── Source records ──

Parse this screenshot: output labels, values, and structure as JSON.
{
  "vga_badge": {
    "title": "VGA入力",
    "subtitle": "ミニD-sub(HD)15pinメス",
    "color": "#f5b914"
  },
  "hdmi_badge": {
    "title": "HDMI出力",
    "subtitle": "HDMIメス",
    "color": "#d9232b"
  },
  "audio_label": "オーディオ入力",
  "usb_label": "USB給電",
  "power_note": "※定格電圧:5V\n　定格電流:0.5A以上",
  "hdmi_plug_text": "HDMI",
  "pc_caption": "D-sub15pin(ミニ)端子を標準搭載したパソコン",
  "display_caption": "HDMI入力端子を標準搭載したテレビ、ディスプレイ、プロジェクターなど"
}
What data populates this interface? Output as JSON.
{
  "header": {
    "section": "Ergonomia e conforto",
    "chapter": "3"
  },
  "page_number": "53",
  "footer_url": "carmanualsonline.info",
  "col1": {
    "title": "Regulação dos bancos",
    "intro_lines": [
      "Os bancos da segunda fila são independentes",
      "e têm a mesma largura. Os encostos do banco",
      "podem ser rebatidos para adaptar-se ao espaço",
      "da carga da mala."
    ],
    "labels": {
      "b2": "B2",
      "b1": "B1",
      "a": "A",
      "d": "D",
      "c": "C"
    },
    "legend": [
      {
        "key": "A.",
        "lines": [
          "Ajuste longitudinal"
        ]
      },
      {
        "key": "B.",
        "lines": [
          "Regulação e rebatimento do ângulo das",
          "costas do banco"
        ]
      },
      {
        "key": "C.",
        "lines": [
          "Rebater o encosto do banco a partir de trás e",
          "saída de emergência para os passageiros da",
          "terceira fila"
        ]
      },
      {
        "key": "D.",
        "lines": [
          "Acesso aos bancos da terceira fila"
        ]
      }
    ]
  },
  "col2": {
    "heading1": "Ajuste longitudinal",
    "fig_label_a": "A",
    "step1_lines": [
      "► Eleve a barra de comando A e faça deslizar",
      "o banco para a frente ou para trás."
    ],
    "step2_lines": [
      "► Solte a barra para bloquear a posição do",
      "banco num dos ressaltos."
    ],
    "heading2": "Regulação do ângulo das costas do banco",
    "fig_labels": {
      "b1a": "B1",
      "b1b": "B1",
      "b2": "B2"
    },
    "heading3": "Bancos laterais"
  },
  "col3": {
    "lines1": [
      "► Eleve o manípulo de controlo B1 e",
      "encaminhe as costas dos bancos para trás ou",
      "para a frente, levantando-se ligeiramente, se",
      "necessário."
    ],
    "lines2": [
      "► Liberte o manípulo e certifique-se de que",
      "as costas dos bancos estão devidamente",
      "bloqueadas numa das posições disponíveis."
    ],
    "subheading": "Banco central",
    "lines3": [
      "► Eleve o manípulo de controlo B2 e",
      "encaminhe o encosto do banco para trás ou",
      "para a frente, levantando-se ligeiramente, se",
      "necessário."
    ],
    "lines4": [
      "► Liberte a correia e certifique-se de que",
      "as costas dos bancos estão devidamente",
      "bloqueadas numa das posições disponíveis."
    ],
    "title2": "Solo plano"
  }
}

───

### What is needed
Going through the entries above, tally each line that has the word "subtitle". Answer with the number only.

### Expected output
2